Start of MATERIAL
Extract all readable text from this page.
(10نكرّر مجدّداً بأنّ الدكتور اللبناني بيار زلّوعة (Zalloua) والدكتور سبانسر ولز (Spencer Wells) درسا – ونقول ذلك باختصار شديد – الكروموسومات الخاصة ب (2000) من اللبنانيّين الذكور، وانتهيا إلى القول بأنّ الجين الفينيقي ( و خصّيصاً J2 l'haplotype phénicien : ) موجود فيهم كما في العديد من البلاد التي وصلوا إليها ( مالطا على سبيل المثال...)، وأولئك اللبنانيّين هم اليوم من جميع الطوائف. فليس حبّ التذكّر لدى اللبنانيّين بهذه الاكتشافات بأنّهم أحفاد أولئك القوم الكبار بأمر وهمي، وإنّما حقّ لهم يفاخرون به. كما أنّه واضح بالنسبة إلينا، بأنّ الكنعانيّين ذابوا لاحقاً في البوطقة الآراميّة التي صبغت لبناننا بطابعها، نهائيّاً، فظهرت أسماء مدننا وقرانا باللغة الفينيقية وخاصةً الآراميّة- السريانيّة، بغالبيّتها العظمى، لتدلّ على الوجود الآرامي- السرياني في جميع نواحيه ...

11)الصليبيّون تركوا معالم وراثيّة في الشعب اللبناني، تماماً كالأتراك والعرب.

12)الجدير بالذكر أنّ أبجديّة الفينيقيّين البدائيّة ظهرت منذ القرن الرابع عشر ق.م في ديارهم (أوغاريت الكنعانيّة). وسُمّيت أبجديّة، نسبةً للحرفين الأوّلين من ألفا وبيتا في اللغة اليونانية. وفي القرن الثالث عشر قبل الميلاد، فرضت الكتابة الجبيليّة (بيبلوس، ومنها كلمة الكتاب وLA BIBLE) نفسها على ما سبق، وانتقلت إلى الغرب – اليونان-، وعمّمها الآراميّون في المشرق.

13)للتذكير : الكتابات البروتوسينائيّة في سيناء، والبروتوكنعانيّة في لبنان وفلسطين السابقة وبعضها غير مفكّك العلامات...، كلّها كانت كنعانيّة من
End of MATERIAL
- EXERCISE INSTRUCTIONS
Above are the records. Identify each line that contains the word "الآرامي".

- TASK OUTPUT
(10نكرّر مجدّداً بأنّ الدكتور اللبناني بيار زلّوعة (Zalloua) والدكتور سبانسر ولز (Spencer Wells) درسا – ونقول ذلك باختصار شديد – الكروموسومات الخاصة ب (2000) من اللبنانيّين الذكور، وانتهيا إلى القول بأنّ الجين الفينيقي ( و خصّيصاً J2 l'haplotype phénicien : ) موجود فيهم كما في العديد من البلاد التي وصلوا إليها ( مالطا على سبيل المثال...)، وأولئك اللبنانيّين هم اليوم من جميع الطوائف. فليس حبّ التذكّر لدى اللبنانيّين بهذه الاكتشافات بأنّهم أحفاد أولئك القوم الكبار بأمر وهمي، وإنّما حقّ لهم يفاخرون به. كما أنّه واضح بالنسبة إلينا، بأنّ الكنعانيّين ذابوا لاحقاً في البوطقة الآراميّة التي صبغت لبناننا بطابعها، نهائيّاً، فظهرت أسماء مدننا وقرانا باللغة الفينيقية وخاصةً الآراميّة- السريانيّة، بغالبيّتها العظمى، لتدلّ على الوجود الآرامي- السرياني في جميع نواحيه ...
12)الجدير بالذكر أنّ أبجديّة الفينيقيّين البدائيّة ظهرت منذ القرن الرابع عشر ق.م في ديارهم (أوغاريت الكنعانيّة). وسُمّيت أبجديّة، نسبةً للحرفين الأوّلين من ألفا وبيتا في اللغة اليونانية. وفي القرن الثالث عشر قبل الميلاد، فرضت الكتابة الجبيليّة (بيبلوس، ومنها كلمة الكتاب وLA BIBLE) نفسها على ما سبق، وانتقلت إلى الغرب – اليونان-، وعمّمها الآراميّون في المشرق.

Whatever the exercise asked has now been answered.